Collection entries
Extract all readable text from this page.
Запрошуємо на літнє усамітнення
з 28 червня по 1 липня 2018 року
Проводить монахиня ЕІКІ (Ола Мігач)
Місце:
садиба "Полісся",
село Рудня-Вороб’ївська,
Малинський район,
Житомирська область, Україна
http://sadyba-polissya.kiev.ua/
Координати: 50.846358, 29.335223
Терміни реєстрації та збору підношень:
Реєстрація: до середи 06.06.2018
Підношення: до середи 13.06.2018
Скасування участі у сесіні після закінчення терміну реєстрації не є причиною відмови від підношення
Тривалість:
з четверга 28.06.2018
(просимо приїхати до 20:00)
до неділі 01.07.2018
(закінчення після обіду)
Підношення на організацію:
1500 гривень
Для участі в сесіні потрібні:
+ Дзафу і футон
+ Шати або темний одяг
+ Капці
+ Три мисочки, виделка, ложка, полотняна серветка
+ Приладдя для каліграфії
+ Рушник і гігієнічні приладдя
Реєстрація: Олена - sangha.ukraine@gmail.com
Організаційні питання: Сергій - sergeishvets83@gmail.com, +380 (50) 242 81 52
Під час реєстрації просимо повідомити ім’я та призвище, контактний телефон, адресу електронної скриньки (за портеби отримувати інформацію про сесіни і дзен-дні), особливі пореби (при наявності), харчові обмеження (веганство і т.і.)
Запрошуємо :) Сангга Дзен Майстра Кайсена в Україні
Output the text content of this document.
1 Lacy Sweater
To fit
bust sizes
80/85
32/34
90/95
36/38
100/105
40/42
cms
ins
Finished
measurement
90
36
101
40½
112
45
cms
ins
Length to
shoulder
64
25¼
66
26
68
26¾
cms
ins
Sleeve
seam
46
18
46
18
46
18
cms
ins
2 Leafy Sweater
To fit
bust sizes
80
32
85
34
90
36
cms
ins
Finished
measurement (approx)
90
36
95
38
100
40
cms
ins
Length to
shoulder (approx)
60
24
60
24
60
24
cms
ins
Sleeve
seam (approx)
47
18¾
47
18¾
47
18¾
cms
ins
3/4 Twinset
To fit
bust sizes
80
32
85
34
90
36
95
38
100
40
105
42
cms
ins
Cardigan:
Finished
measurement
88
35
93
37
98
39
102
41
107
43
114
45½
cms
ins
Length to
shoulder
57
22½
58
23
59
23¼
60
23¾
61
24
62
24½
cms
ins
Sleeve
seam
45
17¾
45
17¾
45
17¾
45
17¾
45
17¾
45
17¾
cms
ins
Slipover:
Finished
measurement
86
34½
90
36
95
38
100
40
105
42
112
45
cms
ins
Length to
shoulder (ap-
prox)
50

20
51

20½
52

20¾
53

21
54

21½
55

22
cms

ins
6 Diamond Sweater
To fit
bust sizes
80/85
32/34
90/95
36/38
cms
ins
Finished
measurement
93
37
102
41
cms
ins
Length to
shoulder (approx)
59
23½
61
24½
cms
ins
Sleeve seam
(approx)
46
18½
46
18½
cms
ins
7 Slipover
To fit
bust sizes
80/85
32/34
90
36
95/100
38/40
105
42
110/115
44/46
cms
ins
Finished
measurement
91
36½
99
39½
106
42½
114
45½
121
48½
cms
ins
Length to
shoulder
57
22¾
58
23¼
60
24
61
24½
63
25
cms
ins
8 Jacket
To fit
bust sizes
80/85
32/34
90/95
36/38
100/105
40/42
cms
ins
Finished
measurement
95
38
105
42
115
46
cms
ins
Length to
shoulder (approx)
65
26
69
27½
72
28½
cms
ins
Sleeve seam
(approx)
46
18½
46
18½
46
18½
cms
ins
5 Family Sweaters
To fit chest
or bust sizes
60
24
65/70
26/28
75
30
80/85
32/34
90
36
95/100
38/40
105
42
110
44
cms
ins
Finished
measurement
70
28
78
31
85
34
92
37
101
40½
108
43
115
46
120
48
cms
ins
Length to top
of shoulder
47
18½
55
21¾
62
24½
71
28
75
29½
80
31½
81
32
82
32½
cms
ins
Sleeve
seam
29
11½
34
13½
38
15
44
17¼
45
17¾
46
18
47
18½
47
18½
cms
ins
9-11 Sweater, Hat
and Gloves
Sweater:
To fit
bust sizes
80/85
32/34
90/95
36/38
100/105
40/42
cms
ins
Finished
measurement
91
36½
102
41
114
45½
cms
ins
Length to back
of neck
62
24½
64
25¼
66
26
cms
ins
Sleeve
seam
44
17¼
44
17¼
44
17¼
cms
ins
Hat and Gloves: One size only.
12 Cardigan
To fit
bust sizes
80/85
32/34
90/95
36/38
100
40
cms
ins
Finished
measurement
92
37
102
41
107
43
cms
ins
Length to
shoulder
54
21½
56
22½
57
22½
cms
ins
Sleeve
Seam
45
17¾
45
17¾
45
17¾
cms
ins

◆ Problem to work on:
Gather every line from the listing above in which the word "закінчення" appears.

◆ Complete output:
Скасування участі у сесіні після закінчення терміну реєстрації не є причиною відмови від підношення
(закінчення після обіду)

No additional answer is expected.